----- Provided records -----
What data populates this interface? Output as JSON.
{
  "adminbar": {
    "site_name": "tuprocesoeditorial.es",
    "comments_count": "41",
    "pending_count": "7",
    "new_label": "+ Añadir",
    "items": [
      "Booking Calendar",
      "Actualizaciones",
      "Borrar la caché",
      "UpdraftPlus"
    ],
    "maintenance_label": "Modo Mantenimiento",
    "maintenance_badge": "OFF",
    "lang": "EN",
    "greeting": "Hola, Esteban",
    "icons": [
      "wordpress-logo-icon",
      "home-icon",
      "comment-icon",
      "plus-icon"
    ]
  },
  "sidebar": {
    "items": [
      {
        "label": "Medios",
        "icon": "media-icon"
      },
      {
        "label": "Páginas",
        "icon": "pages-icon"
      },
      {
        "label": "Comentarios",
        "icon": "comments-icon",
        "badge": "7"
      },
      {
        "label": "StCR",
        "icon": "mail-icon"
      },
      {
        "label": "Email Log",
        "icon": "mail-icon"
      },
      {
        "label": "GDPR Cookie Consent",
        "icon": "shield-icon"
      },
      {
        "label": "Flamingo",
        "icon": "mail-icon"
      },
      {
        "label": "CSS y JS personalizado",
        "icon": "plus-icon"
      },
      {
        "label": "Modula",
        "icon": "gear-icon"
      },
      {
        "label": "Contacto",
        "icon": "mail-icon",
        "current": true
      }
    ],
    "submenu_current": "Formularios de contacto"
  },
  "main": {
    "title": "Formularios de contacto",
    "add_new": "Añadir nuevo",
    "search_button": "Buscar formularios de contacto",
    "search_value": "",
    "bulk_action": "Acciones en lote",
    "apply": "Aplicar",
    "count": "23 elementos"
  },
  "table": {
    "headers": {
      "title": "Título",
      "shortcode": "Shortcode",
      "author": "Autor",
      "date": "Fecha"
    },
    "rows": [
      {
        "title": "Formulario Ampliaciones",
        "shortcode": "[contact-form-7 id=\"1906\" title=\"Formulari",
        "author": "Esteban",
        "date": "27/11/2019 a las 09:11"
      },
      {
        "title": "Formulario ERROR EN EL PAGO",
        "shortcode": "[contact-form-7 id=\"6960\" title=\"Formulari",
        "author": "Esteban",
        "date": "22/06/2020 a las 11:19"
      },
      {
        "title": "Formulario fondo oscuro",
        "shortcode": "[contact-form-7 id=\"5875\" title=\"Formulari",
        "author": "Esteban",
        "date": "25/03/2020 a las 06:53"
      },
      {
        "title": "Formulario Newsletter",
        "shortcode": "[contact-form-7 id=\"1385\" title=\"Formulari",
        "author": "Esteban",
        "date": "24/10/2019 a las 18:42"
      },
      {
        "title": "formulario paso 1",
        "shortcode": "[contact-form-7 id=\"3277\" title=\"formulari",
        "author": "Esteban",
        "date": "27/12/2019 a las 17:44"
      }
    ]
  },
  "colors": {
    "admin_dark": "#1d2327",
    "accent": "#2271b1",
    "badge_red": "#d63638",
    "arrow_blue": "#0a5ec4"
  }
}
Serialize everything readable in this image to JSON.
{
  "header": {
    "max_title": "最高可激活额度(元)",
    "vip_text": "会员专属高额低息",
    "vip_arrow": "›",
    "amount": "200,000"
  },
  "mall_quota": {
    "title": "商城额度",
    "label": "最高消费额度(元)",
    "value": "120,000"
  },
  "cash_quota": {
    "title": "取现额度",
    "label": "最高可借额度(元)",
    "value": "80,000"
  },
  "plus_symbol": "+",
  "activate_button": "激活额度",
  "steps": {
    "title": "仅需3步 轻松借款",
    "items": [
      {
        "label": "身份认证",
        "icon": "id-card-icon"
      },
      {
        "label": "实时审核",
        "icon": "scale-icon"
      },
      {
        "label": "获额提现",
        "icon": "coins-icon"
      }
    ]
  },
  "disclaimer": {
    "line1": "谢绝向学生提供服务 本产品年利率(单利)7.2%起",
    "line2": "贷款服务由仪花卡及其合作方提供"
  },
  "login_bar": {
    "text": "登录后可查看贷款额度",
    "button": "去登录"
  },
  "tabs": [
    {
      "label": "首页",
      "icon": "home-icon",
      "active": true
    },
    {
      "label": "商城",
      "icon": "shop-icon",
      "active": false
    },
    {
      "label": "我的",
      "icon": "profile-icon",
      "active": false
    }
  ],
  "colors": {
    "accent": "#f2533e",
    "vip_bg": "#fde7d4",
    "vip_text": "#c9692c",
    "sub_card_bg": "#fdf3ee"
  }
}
-----
_Task description_.
Some lines of the data may hold the word "JSON". Say how many do, with nothing else.

_Finished answer_.
2